Required actions:
1) In the passage on suspensory cortical button migration, how far did the button migrate in the coronal plane in group M between the 1-day and 12-month postoperative radiographs?
2) Please continue the passage on suspensory cortical button migration, picking up after its final sentence.

Text for analysis:
+--
In group 2, the mean distance between the suspensory cortical button and the LFC (ie, the soft tissue interposition) was 2.4 ± 3.3 mm on postoperative day 1 radiographs (Table 3). A comparison of the 1-day versus 12-month postoperative radiographs in group M revealed that the suspensory cortical button had migrated 4.1 ± 1.7 mm in the coronal plane and had rotated 3.1° ± 23.6° in the sagittal plane. The results of our cutoff analysis indicated that if this distance was >1.8 mm at 12 months postoperatively, then it was considered as a risk factor for greater suspensory cortical button migration (sensitivity = 56.25%; specificity = 81.82%; area under the receiver operating characteristic curve = 0.7102 (95% CI, 0.53995-0.88051).
+--
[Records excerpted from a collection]
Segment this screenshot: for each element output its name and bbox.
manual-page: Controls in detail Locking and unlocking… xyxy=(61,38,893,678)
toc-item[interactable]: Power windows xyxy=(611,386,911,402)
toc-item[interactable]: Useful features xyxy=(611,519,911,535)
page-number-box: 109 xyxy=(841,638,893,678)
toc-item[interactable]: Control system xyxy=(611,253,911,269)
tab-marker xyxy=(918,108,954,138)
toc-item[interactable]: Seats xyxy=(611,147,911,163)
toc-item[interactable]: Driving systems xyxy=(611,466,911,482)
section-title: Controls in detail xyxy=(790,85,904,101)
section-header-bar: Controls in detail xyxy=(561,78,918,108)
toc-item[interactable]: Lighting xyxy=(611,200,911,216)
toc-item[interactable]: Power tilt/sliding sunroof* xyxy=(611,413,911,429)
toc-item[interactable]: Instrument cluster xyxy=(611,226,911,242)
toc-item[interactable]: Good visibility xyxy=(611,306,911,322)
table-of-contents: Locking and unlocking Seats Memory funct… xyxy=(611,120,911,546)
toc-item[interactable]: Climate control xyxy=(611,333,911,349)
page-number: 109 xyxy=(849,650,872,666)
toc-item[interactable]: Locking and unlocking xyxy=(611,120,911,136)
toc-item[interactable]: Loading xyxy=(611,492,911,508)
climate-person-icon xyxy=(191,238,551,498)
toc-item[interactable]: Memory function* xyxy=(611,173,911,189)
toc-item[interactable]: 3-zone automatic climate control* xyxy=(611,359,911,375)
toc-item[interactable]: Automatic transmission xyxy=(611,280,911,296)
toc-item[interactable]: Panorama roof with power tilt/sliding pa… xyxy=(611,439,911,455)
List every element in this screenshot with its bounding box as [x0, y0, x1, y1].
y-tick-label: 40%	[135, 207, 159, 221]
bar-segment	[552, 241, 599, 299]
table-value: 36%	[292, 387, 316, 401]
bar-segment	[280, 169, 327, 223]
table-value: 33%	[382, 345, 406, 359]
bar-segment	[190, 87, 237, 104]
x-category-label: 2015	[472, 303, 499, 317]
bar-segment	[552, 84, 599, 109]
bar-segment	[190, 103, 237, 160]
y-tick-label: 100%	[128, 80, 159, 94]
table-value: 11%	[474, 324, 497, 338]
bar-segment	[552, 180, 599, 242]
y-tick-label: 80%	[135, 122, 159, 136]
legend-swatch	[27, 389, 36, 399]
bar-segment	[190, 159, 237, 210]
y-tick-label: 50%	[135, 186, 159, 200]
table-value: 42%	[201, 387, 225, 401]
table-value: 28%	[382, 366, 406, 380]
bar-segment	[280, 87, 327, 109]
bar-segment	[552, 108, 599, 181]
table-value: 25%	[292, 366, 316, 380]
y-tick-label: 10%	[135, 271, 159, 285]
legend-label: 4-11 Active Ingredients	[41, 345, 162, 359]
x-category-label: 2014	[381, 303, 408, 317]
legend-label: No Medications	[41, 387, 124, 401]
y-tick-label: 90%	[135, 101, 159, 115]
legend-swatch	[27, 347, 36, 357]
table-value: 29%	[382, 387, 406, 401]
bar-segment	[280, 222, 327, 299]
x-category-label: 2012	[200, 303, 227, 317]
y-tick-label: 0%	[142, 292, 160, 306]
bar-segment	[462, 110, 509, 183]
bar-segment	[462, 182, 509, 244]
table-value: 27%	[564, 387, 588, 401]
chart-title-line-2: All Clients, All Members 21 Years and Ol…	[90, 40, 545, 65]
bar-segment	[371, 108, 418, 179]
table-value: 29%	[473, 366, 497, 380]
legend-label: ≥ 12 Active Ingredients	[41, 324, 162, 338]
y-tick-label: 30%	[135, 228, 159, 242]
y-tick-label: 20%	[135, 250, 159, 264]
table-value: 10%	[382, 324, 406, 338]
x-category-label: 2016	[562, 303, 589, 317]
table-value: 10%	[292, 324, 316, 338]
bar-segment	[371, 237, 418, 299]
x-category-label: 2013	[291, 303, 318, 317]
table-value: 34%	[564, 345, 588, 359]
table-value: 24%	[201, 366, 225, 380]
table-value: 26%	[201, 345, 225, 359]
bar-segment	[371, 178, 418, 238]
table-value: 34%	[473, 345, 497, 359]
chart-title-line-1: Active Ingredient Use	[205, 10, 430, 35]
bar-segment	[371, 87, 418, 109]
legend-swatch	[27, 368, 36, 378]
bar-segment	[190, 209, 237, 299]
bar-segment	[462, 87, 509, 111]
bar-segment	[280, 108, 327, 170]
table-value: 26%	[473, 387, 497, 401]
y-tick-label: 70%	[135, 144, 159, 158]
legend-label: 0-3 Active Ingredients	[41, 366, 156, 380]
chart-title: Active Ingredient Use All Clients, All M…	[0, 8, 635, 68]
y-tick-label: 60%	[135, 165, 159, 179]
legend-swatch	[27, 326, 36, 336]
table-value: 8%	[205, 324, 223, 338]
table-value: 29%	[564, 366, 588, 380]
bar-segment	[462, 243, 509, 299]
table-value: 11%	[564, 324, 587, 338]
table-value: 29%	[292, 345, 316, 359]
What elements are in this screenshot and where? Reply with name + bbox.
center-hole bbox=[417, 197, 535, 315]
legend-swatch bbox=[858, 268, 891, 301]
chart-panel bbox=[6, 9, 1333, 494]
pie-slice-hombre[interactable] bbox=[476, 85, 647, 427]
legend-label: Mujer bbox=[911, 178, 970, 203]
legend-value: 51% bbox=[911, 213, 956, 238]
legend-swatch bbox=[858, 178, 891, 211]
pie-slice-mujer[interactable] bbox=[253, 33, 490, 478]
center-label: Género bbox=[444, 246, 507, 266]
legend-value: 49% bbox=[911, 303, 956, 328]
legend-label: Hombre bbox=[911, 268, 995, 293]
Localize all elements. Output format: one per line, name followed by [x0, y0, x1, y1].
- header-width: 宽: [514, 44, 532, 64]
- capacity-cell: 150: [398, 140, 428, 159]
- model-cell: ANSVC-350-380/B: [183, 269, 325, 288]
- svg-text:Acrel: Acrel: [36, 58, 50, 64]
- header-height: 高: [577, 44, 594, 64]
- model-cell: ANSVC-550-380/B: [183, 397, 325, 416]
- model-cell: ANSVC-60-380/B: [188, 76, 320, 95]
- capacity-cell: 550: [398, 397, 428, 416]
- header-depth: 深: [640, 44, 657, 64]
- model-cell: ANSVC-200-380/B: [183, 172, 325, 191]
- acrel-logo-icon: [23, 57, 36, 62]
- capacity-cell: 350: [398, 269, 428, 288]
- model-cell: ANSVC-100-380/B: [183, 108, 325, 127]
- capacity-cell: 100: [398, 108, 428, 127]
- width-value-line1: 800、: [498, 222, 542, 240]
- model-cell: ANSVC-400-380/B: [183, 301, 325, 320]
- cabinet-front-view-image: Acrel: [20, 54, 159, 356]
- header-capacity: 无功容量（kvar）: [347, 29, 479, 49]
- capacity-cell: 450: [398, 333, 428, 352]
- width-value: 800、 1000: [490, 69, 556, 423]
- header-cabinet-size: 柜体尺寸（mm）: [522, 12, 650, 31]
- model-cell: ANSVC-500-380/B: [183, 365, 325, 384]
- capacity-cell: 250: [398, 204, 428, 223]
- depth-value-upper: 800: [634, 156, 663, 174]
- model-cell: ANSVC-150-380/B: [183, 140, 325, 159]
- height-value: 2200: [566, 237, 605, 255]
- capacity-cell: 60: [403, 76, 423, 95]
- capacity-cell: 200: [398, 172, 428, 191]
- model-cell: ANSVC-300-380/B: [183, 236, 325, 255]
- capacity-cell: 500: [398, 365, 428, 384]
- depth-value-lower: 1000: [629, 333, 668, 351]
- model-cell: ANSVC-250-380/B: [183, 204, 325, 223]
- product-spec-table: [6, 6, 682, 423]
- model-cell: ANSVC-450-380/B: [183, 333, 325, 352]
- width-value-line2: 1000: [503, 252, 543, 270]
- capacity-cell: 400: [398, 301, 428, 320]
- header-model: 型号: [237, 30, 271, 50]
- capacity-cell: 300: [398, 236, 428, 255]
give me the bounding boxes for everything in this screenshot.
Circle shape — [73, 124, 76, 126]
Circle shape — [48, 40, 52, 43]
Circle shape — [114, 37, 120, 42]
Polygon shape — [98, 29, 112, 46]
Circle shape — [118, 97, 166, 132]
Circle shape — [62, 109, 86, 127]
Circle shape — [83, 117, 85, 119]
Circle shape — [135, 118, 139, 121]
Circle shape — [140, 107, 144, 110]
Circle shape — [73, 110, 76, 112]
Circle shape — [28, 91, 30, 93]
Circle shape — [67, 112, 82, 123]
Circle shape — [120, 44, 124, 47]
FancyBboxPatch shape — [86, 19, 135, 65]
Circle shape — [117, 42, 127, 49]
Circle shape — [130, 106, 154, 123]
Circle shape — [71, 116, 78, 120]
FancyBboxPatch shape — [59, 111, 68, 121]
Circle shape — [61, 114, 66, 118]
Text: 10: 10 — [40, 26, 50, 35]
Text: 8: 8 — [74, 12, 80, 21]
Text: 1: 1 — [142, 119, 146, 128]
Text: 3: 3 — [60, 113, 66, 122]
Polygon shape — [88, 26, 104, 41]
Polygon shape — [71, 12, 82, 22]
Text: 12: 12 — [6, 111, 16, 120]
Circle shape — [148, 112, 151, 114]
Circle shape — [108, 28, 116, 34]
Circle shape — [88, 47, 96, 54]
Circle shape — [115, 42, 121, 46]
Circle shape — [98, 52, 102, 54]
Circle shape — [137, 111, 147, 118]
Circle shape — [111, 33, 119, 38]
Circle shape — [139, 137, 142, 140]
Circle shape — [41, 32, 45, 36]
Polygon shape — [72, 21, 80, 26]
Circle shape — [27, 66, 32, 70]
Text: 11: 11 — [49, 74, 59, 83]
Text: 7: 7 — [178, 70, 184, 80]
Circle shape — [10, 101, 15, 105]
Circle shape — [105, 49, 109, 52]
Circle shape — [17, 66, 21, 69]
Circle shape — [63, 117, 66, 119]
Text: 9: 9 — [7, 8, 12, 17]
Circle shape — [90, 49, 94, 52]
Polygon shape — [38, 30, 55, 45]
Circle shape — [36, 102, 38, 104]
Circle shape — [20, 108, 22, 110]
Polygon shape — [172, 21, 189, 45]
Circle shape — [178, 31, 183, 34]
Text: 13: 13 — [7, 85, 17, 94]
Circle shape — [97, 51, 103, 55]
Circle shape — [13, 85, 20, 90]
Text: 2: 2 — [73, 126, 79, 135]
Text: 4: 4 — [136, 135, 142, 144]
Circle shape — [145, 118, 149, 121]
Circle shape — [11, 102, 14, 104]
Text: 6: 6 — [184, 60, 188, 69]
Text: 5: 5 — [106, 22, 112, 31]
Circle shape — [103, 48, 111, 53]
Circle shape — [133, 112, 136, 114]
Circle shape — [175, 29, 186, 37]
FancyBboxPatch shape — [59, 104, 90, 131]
+--
Answer set:
1) 4.1 ± 1.7 mm

2)
Postoperatively, ACL rerupture was detected in 10 (4.0%) of the patients included in our study. These patients were not included in the comparison of outcomes among the groups. For all patients, there was a statistically significant improvement in the pre- to postoperative Tegner (from 4.1 to 4.3; P = .044) and Lysholm (from 44.0 to 89.2; P = .012) scores, with no statistically significant difference in improvement between groups 1 and 2 or between groups M and non-M. The postoperative laxity evaluation demonstrated that 83.7% of the patients had normal anterior knee laxity (<3 mm), and no statistically significant difference in laxity was found between groups 1 and 2 or between groups M and non-M. When evaluating the 12-month postoperative MRI scans, Howell grade 1 ligamentization was observed in 54.0%, and grade 2 ligamentization was observed in 45.6% of the patients. There was no significant difference between groups 1 and 2 or between groups M and non-M in terms of ligamentization (Table 4).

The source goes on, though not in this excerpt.